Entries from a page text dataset
BEGIN

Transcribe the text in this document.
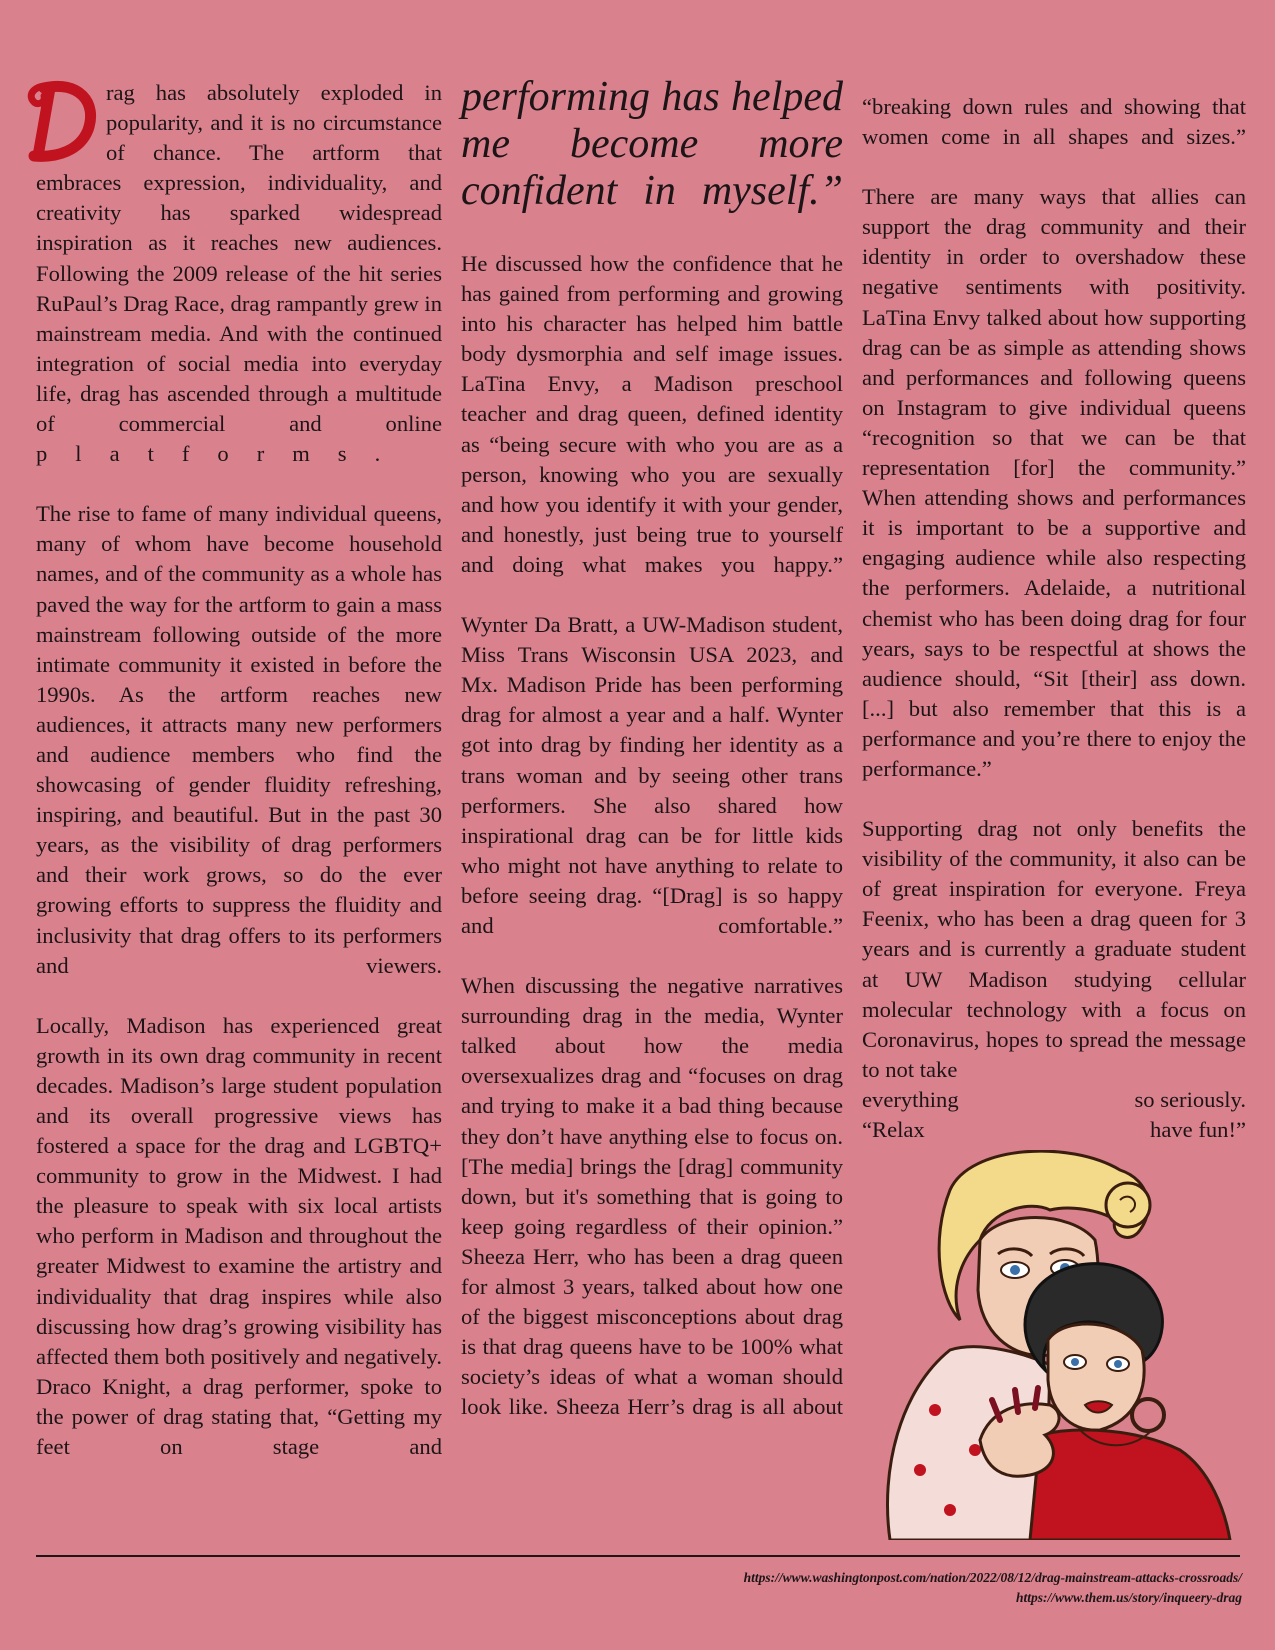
rag has absolutely exploded in popularity, and it is no circumstance of chance. The artform that embraces expression, individuality, and creativity has sparked widespread inspiration as it reaches new audiences. Following the 2009 release of the hit series RuPaul’s Drag Race, drag rampantly grew in mainstream media. And with the continued integration of social media into everyday life, drag has ascended through a multitude of commercial and online
platforms.

The rise to fame of many individual queens, many of whom have become household names, and of the community as a whole has paved the way for the artform to gain a mass mainstream following outside of the more intimate community it existed in before the 1990s. As the artform reaches new audiences, it attracts many new performers and audience members who find the showcasing of gender fluidity refreshing, inspiring, and beautiful. But in the past 30 years, as the visibility of drag performers and their work grows, so do the ever growing efforts to suppress the fluidity and inclusivity that drag offers to its performers and viewers.

Locally, Madison has experienced great growth in its own drag community in recent decades. Madison’s large student population and its overall progressive views has fostered a space for the drag and LGBTQ+ community to grow in the Midwest. I had the pleasure to speak with six local artists who perform in Madison and throughout the greater Midwest to examine the artistry and individuality that drag inspires while also discussing how drag’s growing visibility has affected them both positively and negatively. Draco Knight, a drag performer, spoke to the power of drag stating that, “Getting my feet on stage and

performing has helped me become more confident in myself.”

He discussed how the confidence that he has gained from performing and growing into his character has helped him battle body dysmorphia and self image issues. LaTina Envy, a Madison preschool teacher and drag queen, defined identity as “being secure with who you are as a person, knowing who you are sexually and how you identify it with your gender, and honestly, just being true to yourself and doing what makes you happy.”

Wynter Da Bratt, a UW-Madison student, Miss Trans Wisconsin USA 2023, and Mx. Madison Pride has been performing drag for almost a year and a half. Wynter got into drag by finding her identity as a trans woman and by seeing other trans performers. She also shared how inspirational drag can be for little kids who might not have anything to relate to before seeing drag. “[Drag] is so happy and comfortable.”

When discussing the negative narratives surrounding drag in the media, Wynter talked about how the media oversexualizes drag and “focuses on drag and trying to make it a bad thing because they don’t have anything else to focus on. [The media] brings the [drag] community down, but it's something that is going to keep going regardless of their opinion.” Sheeza Herr, who has been a drag queen for almost 3 years, talked about how one of the biggest misconceptions about drag is that drag queens have to be 100% what society’s ideas of what a woman should look like. Sheeza Herr’s drag is all about

“breaking down rules and showing that women come in all shapes and sizes.”

There are many ways that allies can support the drag community and their identity in order to overshadow these negative sentiments with positivity. LaTina Envy talked about how supporting drag can be as simple as attending shows and performances and following queens on Instagram to give individual queens “recognition so that we can be that representation [for] the community.” When attending shows and performances it is important to be a supportive and engaging audience while also respecting the performers. Adelaide, a nutritional chemist who has been doing drag for four years, says to be respectful at shows the audience should, “Sit [their] ass down. [...] but also remember that this is a performance and you’re there to enjoy the performance.”

Supporting drag not only benefits the visibility of the community, it also can be of great inspiration for everyone. Freya Feenix, who has been a drag queen for 3 years and is currently a graduate student at UW Madison studying cellular molecular technology with a focus on Coronavirus, hopes to spread the message to not take

everything	so seriously.
“Relax	have fun!”
https://www.washingtonpost.com/nation/2022/08/12/drag-mainstream-attacks-crossroads/
https://www.them.us/story/inqueery-drag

END

#### Task details:
Using the entries above, return each line that includes the word "https".

#### Response to this task:
https://www.washingtonpost.com/nation/2022/08/12/drag-mainstream-attacks-crossroads/
https://www.them.us/story/inqueery-drag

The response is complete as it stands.